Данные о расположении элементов

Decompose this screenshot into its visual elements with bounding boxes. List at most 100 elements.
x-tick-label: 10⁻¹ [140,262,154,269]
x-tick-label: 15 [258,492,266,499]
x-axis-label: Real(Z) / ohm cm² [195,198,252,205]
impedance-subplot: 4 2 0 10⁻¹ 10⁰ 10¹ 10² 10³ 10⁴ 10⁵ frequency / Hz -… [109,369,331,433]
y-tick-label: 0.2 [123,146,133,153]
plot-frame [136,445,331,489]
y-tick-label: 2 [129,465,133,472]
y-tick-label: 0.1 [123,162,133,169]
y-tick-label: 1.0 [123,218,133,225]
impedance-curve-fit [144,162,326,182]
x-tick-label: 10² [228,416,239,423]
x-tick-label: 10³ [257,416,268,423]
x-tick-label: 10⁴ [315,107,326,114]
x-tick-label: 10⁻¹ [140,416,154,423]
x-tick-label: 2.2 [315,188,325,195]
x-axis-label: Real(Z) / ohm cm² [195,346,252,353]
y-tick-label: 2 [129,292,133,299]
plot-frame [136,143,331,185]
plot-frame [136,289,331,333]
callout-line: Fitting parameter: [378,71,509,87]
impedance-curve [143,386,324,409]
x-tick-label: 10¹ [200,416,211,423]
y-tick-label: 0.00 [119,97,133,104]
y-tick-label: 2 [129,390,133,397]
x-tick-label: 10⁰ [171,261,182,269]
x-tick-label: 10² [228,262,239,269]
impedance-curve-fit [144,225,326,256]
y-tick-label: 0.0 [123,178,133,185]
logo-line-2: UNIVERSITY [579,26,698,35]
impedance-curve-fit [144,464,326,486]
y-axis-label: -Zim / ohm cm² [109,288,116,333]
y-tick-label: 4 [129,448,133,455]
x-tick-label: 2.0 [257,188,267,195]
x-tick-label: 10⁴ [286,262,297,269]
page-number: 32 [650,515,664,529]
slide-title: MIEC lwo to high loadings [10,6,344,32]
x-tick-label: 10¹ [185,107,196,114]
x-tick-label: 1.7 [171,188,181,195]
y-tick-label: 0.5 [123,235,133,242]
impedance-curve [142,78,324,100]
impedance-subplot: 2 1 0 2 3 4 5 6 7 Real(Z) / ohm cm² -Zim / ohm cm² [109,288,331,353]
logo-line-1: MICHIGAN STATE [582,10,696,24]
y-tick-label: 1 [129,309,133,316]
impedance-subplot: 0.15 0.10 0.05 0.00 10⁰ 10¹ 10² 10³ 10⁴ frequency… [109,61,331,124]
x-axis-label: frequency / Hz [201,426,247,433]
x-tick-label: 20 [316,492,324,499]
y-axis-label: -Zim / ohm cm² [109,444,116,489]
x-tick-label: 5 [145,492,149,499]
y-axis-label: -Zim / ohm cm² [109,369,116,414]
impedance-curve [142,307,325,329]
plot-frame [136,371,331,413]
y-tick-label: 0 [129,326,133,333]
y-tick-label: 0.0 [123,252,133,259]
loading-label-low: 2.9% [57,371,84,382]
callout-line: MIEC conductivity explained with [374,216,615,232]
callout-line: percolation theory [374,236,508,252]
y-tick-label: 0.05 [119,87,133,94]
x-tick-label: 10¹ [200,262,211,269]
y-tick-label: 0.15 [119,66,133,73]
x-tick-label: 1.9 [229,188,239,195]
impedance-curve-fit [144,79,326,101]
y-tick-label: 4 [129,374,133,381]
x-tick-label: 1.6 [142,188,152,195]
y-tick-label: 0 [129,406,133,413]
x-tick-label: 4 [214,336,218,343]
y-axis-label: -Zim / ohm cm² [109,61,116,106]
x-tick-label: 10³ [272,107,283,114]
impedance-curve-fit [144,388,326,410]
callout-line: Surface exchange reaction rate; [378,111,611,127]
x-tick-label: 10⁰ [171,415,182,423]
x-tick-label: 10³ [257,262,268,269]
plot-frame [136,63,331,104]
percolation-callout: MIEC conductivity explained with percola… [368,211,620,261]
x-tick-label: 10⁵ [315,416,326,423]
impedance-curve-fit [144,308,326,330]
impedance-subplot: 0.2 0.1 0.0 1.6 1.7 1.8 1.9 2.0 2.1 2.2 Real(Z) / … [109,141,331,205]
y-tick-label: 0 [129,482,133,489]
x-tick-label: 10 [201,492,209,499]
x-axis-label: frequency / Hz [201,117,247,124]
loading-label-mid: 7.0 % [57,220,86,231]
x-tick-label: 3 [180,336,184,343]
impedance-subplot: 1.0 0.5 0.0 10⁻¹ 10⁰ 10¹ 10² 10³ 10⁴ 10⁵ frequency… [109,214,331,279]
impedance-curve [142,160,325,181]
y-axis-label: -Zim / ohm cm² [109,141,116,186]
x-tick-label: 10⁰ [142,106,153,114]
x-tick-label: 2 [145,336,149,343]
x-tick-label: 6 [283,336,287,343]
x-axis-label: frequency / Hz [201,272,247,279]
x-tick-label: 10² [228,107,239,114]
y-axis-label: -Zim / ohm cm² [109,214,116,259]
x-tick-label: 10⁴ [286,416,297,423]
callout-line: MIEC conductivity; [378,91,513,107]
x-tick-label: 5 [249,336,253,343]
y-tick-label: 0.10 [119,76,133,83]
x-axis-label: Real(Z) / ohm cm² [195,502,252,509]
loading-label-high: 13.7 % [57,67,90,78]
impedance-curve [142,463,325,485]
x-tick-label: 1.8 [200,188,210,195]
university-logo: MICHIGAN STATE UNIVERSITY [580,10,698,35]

Задание
Преобразуйте все строки выше в таблицу Markdown со столбцами «Номер» и «Текст строки», пропустив пустые строки.

Решение задания
| Номер | Текст строки |
|---|---|
| 1 | Decompose this screenshot into its visual elements with bounding boxes. List at most 100 elements. |
| 2 | x-tick-label: 10⁻¹ [140,262,154,269] |
| 3 | x-tick-label: 15 [258,492,266,499] |
| 4 | x-axis-label: Real(Z) / ohm cm² [195,198,252,205] |
| 5 | impedance-subplot: 4 2 0 10⁻¹ 10⁰ 10¹ 10² 10³ 10⁴ 10⁵ frequency / Hz -… [109,369,331,433] |
| 6 | y-tick-label: 0.2 [123,146,133,153] |
| 7 | plot-frame [136,445,331,489] |
| 8 | y-tick-label: 2 [129,465,133,472] |
| 9 | y-tick-label: 0.1 [123,162,133,169] |
| 10 | y-tick-label: 1.0 [123,218,133,225] |
| 11 | impedance-curve-fit [144,162,326,182] |
| 12 | x-tick-label: 10² [228,416,239,423] |
| 13 | x-tick-label: 10³ [257,416,268,423] |
| 14 | x-tick-label: 10⁴ [315,107,326,114] |
| 15 | x-tick-label: 10⁻¹ [140,416,154,423] |
| 16 | x-tick-label: 2.2 [315,188,325,195] |
| 17 | x-axis-label: Real(Z) / ohm cm² [195,346,252,353] |
| 18 | y-tick-label: 2 [129,292,133,299] |
| 19 | plot-frame [136,143,331,185] |
| 20 | plot-frame [136,289,331,333] |
| 21 | callout-line: Fitting parameter: [378,71,509,87] |
| 22 | impedance-curve [143,386,324,409] |
| 23 | x-tick-label: 10¹ [200,416,211,423] |
| 24 | y-tick-label: 0.00 [119,97,133,104] |
| 25 | y-tick-label: 2 [129,390,133,397] |
| 26 | x-tick-label: 10⁰ [171,261,182,269] |
| 27 | x-tick-label: 10² [228,262,239,269] |
| 28 | impedance-curve-fit [144,225,326,256] |
| 29 | y-tick-label: 0.0 [123,178,133,185] |
| 30 | logo-line-2: UNIVERSITY [579,26,698,35] |
| 31 | impedance-curve-fit [144,464,326,486] |
| 32 | y-axis-label: -Zim / ohm cm² [109,288,116,333] |
| 33 | y-tick-label: 4 [129,448,133,455] |
| 34 | x-tick-label: 2.0 [257,188,267,195] |
| 35 | x-tick-label: 10⁴ [286,262,297,269] |
| 36 | page-number: 32 [650,515,664,529] |
| 37 | slide-title: MIEC lwo to high loadings [10,6,344,32] |
| 38 | x-tick-label: 10¹ [185,107,196,114] |
| 39 | x-tick-label: 1.7 [171,188,181,195] |
| 40 | y-tick-label: 0.5 [123,235,133,242] |
| 41 | impedance-curve [142,78,324,100] |
| 42 | impedance-subplot: 2 1 0 2 3 4 5 6 7 Real(Z) / ohm cm² -Zim / ohm cm² [109,288,331,353] |
| 43 | logo-line-1: MICHIGAN STATE [582,10,696,24] |
| 44 | y-tick-label: 1 [129,309,133,316] |
| 45 | impedance-subplot: 0.15 0.10 0.05 0.00 10⁰ 10¹ 10² 10³ 10⁴ frequency… [109,61,331,124] |
| 46 | x-axis-label: frequency / Hz [201,426,247,433] |
| 47 | x-tick-label: 20 [316,492,324,499] |
| 48 | y-axis-label: -Zim / ohm cm² [109,444,116,489] |
| 49 | x-tick-label: 5 [145,492,149,499] |
| 50 | y-axis-label: -Zim / ohm cm² [109,369,116,414] |
| 51 | impedance-curve [142,307,325,329] |
| 52 | plot-frame [136,371,331,413] |
| 53 | y-tick-label: 0 [129,326,133,333] |
| 54 | y-tick-label: 0.0 [123,252,133,259] |
| 55 | loading-label-low: 2.9% [57,371,84,382] |
| 56 | callout-line: MIEC conductivity explained with [374,216,615,232] |
| 57 | callout-line: percolation theory [374,236,508,252] |
| 58 | y-tick-label: 0.05 [119,87,133,94] |
| 59 | x-tick-label: 10¹ [200,262,211,269] |
| 60 | y-tick-label: 0.15 [119,66,133,73] |
| 61 | x-tick-label: 1.9 [229,188,239,195] |
| 62 | impedance-curve-fit [144,79,326,101] |
| 63 | y-tick-label: 4 [129,374,133,381] |
| 64 | x-tick-label: 1.6 [142,188,152,195] |
| 65 | y-tick-label: 0 [129,406,133,413] |
| 66 | x-tick-label: 4 [214,336,218,343] |
| 67 | y-axis-label: -Zim / ohm cm² [109,61,116,106] |
| 68 | x-tick-label: 10³ [272,107,283,114] |
| 69 | impedance-curve-fit [144,388,326,410] |
| 70 | callout-line: Surface exchange reaction rate; [378,111,611,127] |
| 71 | x-tick-label: 10⁰ [171,415,182,423] |
| 72 | x-tick-label: 10³ [257,262,268,269] |
| 73 | plot-frame [136,63,331,104] |
| 74 | percolation-callout: MIEC conductivity explained with percola… [368,211,620,261] |
| 75 | x-tick-label: 10⁵ [315,416,326,423] |
| 76 | impedance-curve-fit [144,308,326,330] |
| 77 | impedance-subplot: 0.2 0.1 0.0 1.6 1.7 1.8 1.9 2.0 2.1 2.2 Real(Z) / … [109,141,331,205] |
| 78 | y-tick-label: 0 [129,482,133,489] |
| 79 | x-tick-label: 10 [201,492,209,499] |
| 80 | x-axis-label: frequency / Hz [201,117,247,124] |
| 81 | loading-label-mid: 7.0 % [57,220,86,231] |
| 82 | x-tick-label: 3 [180,336,184,343] |
| 83 | impedance-subplot: 1.0 0.5 0.0 10⁻¹ 10⁰ 10¹ 10² 10³ 10⁴ 10⁵ frequency… [109,214,331,279] |
| 84 | impedance-curve [142,160,325,181] |
| 85 | y-axis-label: -Zim / ohm cm² [109,141,116,186] |
| 86 | x-tick-label: 10⁰ [142,106,153,114] |
| 87 | x-tick-label: 2 [145,336,149,343] |
| 88 | x-tick-label: 6 [283,336,287,343] |
| 89 | x-axis-label: frequency / Hz [201,272,247,279] |
| 90 | x-tick-label: 10² [228,107,239,114] |
| 91 | y-axis-label: -Zim / ohm cm² [109,214,116,259] |
| 92 | x-tick-label: 10⁴ [286,416,297,423] |
| 93 | callout-line: MIEC conductivity; [378,91,513,107] |
| 94 | x-tick-label: 5 [249,336,253,343] |
| 95 | y-tick-label: 0.10 [119,76,133,83] |
| 96 | x-axis-label: Real(Z) / ohm cm² [195,502,252,509] |
| 97 | loading-label-high: 13.7 % [57,67,90,78] |
| 98 | impedance-curve [142,463,325,485] |
| 99 | x-tick-label: 1.8 [200,188,210,195] |
| 100 | university-logo: MICHIGAN STATE UNIVERSITY [580,10,698,35] |